Task to complete:
Go through the listing and copy every line word for word.

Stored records
####################
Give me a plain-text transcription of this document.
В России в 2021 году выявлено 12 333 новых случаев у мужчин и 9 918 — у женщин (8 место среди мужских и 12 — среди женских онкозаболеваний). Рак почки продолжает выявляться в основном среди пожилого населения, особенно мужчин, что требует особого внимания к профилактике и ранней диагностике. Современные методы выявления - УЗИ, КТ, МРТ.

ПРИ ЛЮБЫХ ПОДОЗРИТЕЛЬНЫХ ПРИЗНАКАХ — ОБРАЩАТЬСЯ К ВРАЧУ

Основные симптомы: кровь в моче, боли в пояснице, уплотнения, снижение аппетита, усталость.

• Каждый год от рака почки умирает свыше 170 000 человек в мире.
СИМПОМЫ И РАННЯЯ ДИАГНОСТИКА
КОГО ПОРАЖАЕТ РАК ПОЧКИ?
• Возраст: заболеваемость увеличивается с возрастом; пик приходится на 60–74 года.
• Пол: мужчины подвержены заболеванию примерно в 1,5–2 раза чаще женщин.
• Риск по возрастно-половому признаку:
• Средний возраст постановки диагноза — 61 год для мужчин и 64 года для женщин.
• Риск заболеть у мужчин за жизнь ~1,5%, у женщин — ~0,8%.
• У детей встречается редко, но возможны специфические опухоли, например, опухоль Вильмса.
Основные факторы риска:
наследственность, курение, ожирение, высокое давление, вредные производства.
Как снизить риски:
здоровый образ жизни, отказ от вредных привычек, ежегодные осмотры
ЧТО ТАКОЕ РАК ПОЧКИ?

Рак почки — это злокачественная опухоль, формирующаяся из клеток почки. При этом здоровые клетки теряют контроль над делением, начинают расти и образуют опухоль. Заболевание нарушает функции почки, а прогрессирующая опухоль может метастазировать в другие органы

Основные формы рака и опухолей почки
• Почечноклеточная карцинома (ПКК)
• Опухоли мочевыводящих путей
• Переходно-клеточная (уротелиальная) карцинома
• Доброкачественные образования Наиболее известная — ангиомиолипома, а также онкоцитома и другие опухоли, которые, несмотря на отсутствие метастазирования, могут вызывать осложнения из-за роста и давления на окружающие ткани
####################
Solution for this task:
Give me a plain-text transcription of this document.
В России в 2021 году выявлено 12 333 новых случаев у мужчин и 9 918 — у женщин (8 место среди мужских и 12 — среди женских онкозаболеваний). Рак почки продолжает выявляться в основном среди пожилого населения, особенно мужчин, что требует особого внимания к профилактике и ранней диагностике. Современные методы выявления - УЗИ, КТ, МРТ.

ПРИ ЛЮБЫХ ПОДОЗРИТЕЛЬНЫХ ПРИЗНАКАХ — ОБРАЩАТЬСЯ К ВРАЧУ

Основные симптомы: кровь в моче, боли в пояснице, уплотнения, снижение аппетита, усталость.

• Каждый год от рака почки умирает свыше 170 000 человек в мире.
СИМПОМЫ И РАННЯЯ ДИАГНОСТИКА
КОГО ПОРАЖАЕТ РАК ПОЧКИ?
• Возраст: заболеваемость увеличивается с возрастом; пик приходится на 60–74 года.
• Пол: мужчины подвержены заболеванию примерно в 1,5–2 раза чаще женщин.
• Риск по возрастно-половому признаку:
• Средний возраст постановки диагноза — 61 год для мужчин и 64 года для женщин.
• Риск заболеть у мужчин за жизнь ~1,5%, у женщин — ~0,8%.
• У детей встречается редко, но возможны специфические опухоли, например, опухоль Вильмса.
Основные факторы риска:
наследственность, курение, ожирение, высокое давление, вредные производства.
Как снизить риски:
здоровый образ жизни, отказ от вредных привычек, ежегодные осмотры
ЧТО ТАКОЕ РАК ПОЧКИ?

Рак почки — это злокачественная опухоль, формирующаяся из клеток почки. При этом здоровые клетки теряют контроль над делением, начинают расти и образуют опухоль. Заболевание нарушает функции почки, а прогрессирующая опухоль может метастазировать в другие органы

Основные формы рака и опухолей почки
• Почечноклеточная карцинома (ПКК)
• Опухоли мочевыводящих путей
• Переходно-клеточная (уротелиальная) карцинома
• Доброкачественные образования Наиболее известная — ангиомиолипома, а также онкоцитома и другие опухоли, которые, несмотря на отсутствие метастазирования, могут вызывать осложнения из-за роста и давления на окружающие ткани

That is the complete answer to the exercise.